Stored records
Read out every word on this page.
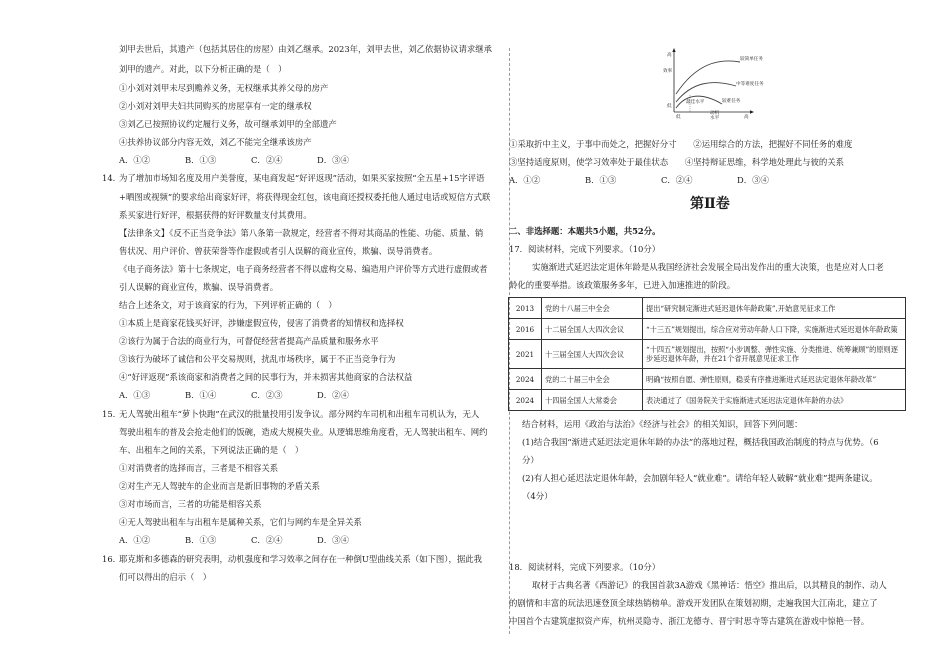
刘甲去世后，其遗产（包括其居住的房屋）由刘乙继承。2023年，刘甲去世，刘乙依据协议请求继承
刘甲的遗产。对此，以下分析正确的是（　）
①小刘对刘甲未尽到赡养义务，无权继承其养父母的房产
②小刘对刘甲夫妇共同购买的房屋享有一定的继承权
③刘乙已按照协议约定履行义务，故可继承刘甲的全部遗产
④扶养协议部分内容无效，刘乙不能完全继承该房产
A．①②	B．①③	C．②④	D．③④
14. 为了增加市场知名度及用户美誉度，某电商发起“好评返现”活动，如果买家按照“全五星+15字评语
+晒图或视频”的要求给出商家好评，将获得现金红包，该电商还授权委托他人通过电话或短信方式联
系买家进行好评，根据获得的好评数量支付其费用。
【法律条文】《反不正当竞争法》第八条第一款规定，经营者不得对其商品的性能、功能、质量、销
售状况、用户评价、曾获荣誉等作虚假或者引人误解的商业宣传，欺骗、误导消费者。
《电子商务法》第十七条规定，电子商务经营者不得以虚构交易、编造用户评价等方式进行虚假或者
引人误解的商业宣传，欺骗、误导消费者。
结合上述条文，对于该商家的行为，下列评析正确的（　）
①本质上是商家花钱买好评，涉嫌虚假宣传，侵害了消费者的知情权和选择权
②该行为属于合法的商业行为，可督促经营者提高产品质量和服务水平
③该行为破坏了诚信和公平交易规则，扰乱市场秩序，属于不正当竞争行为
④“好评返现”系该商家和消费者之间的民事行为，并未损害其他商家的合法权益
A．①③	B．①④	C．②③	D．②④
15. 无人驾驶出租车“萝卜快跑”在武汉的批量投用引发争议。部分网约车司机和出租车司机认为，无人
驾驶出租车的普及会抢走他们的饭碗，造成大规模失业。从逻辑思维角度看，无人驾驶出租车、网约
车、出租车之间的关系，下列说法正确的是（　）
①对消费者的选择而言，三者是不相容关系
②对生产无人驾驶车的企业而言是新旧事物的矛盾关系
③对市场而言，三者的功能是相容关系
④无人驾驶出租车与出租车是属种关系，它们与网约车是全异关系
A．①②	B．①③	C．②④	D．③④
16. 耶克斯和多德森的研究表明，动机强度和学习效率之间存在一种倒U型曲线关系（如下图），据此我
们可以得出的启示（　）
效率
低
高
低	高
动机
水平
较简单任务
中等难度任务
较难任务
最佳水平
①采取折中主义，于事中而处之，把握好分寸　　②运用综合的方法，把握好不同任务的难度
③坚持适度原则，使学习效率处于最佳状态　　④坚持辩证思维，科学地处理此与彼的关系
A．①②	B．①③	C．②④	D．③④
第Ⅱ卷
二、非选择题：本题共5小题，共52分。
17．阅读材料，完成下列要求。（10分）
实施渐进式延迟法定退休年龄是从我国经济社会发展全局出发作出的重大决策，也是应对人口老
龄化的重要举措。该政策服务多年，已进入加速推进的阶段。
2013	党的十八届三中全会	提出“研究制定渐进式延迟退休年龄政策”,开始意见征求工作
2016	十二届全国人大四次会议	“十三五”规划提出，综合应对劳动年龄人口下降，实施渐进式延迟退休年龄政策
2021	十三届全国人大四次会议	“十四五”规划提出，按照“小步调整、弹性实施、分类推进、统筹兼顾”的原则逐步延迟退休年龄，并在21个省开展意见征求工作
2024	党的二十届三中全会	明确“按照自愿、弹性原则，稳妥有序推进渐进式延迟法定退休年龄改革”
2024	十四届全国人大常委会	表决通过了《国务院关于实施渐进式延迟法定退休年龄的办法》
结合材料，运用《政治与法治》《经济与社会》的相关知识，回答下列问题：
(1)结合我国“渐进式延迟法定退休年龄的办法”的落地过程，概括我国政治制度的特点与优势。（6
分）
(2)有人担心延迟法定退休年龄，会加剧年轻人“就业难”。请给年轻人破解“就业难”提两条建议。
（4分）
18．阅读材料，完成下列要求。（10分）
取材于古典名著《西游记》的我国首款3A游戏《黑神话：悟空》推出后，以其精良的制作、动人
的剧情和丰富的玩法迅速登顶全球热销榜单。游戏开发团队在策划初期，走遍我国大江南北，建立了
中国首个古建筑虚拟资产库，杭州灵隐寺、浙江龙德寺、晋宁时思寺等古建筑在游戏中惊艳一替。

Problem description
Repeat the records above exactly, omitting every picture.

The response
Read out every word on this page.
刘甲去世后，其遗产（包括其居住的房屋）由刘乙继承。2023年，刘甲去世，刘乙依据协议请求继承
刘甲的遗产。对此，以下分析正确的是（　）
①小刘对刘甲未尽到赡养义务，无权继承其养父母的房产
②小刘对刘甲夫妇共同购买的房屋享有一定的继承权
③刘乙已按照协议约定履行义务，故可继承刘甲的全部遗产
④扶养协议部分内容无效，刘乙不能完全继承该房产
A．①②	B．①③	C．②④	D．③④
14. 为了增加市场知名度及用户美誉度，某电商发起“好评返现”活动，如果买家按照“全五星+15字评语
+晒图或视频”的要求给出商家好评，将获得现金红包，该电商还授权委托他人通过电话或短信方式联
系买家进行好评，根据获得的好评数量支付其费用。
【法律条文】《反不正当竞争法》第八条第一款规定，经营者不得对其商品的性能、功能、质量、销
售状况、用户评价、曾获荣誉等作虚假或者引人误解的商业宣传，欺骗、误导消费者。
《电子商务法》第十七条规定，电子商务经营者不得以虚构交易、编造用户评价等方式进行虚假或者
引人误解的商业宣传，欺骗、误导消费者。
结合上述条文，对于该商家的行为，下列评析正确的（　）
①本质上是商家花钱买好评，涉嫌虚假宣传，侵害了消费者的知情权和选择权
②该行为属于合法的商业行为，可督促经营者提高产品质量和服务水平
③该行为破坏了诚信和公平交易规则，扰乱市场秩序，属于不正当竞争行为
④“好评返现”系该商家和消费者之间的民事行为，并未损害其他商家的合法权益
A．①③	B．①④	C．②③	D．②④
15. 无人驾驶出租车“萝卜快跑”在武汉的批量投用引发争议。部分网约车司机和出租车司机认为，无人
驾驶出租车的普及会抢走他们的饭碗，造成大规模失业。从逻辑思维角度看，无人驾驶出租车、网约
车、出租车之间的关系，下列说法正确的是（　）
①对消费者的选择而言，三者是不相容关系
②对生产无人驾驶车的企业而言是新旧事物的矛盾关系
③对市场而言，三者的功能是相容关系
④无人驾驶出租车与出租车是属种关系，它们与网约车是全异关系
A．①②	B．①③	C．②④	D．③④
16. 耶克斯和多德森的研究表明，动机强度和学习效率之间存在一种倒U型曲线关系（如下图），据此我
们可以得出的启示（　）
效率
低
高
低	高
动机
水平
较简单任务
中等难度任务
较难任务
最佳水平
①采取折中主义，于事中而处之，把握好分寸　　②运用综合的方法，把握好不同任务的难度
③坚持适度原则，使学习效率处于最佳状态　　④坚持辩证思维，科学地处理此与彼的关系
A．①②	B．①③	C．②④	D．③④
第Ⅱ卷
二、非选择题：本题共5小题，共52分。
17．阅读材料，完成下列要求。（10分）
实施渐进式延迟法定退休年龄是从我国经济社会发展全局出发作出的重大决策，也是应对人口老
龄化的重要举措。该政策服务多年，已进入加速推进的阶段。
2013	党的十八届三中全会	提出“研究制定渐进式延迟退休年龄政策”,开始意见征求工作
2016	十二届全国人大四次会议	“十三五”规划提出，综合应对劳动年龄人口下降，实施渐进式延迟退休年龄政策
2021	十三届全国人大四次会议	“十四五”规划提出，按照“小步调整、弹性实施、分类推进、统筹兼顾”的原则逐步延迟退休年龄，并在21个省开展意见征求工作
2024	党的二十届三中全会	明确“按照自愿、弹性原则，稳妥有序推进渐进式延迟法定退休年龄改革”
2024	十四届全国人大常委会	表决通过了《国务院关于实施渐进式延迟法定退休年龄的办法》
结合材料，运用《政治与法治》《经济与社会》的相关知识，回答下列问题：
(1)结合我国“渐进式延迟法定退休年龄的办法”的落地过程，概括我国政治制度的特点与优势。（6
分）
(2)有人担心延迟法定退休年龄，会加剧年轻人“就业难”。请给年轻人破解“就业难”提两条建议。
（4分）
18．阅读材料，完成下列要求。（10分）
取材于古典名著《西游记》的我国首款3A游戏《黑神话：悟空》推出后，以其精良的制作、动人
的剧情和丰富的玩法迅速登顶全球热销榜单。游戏开发团队在策划初期，走遍我国大江南北，建立了
中国首个古建筑虚拟资产库，杭州灵隐寺、浙江龙德寺、晋宁时思寺等古建筑在游戏中惊艳一替。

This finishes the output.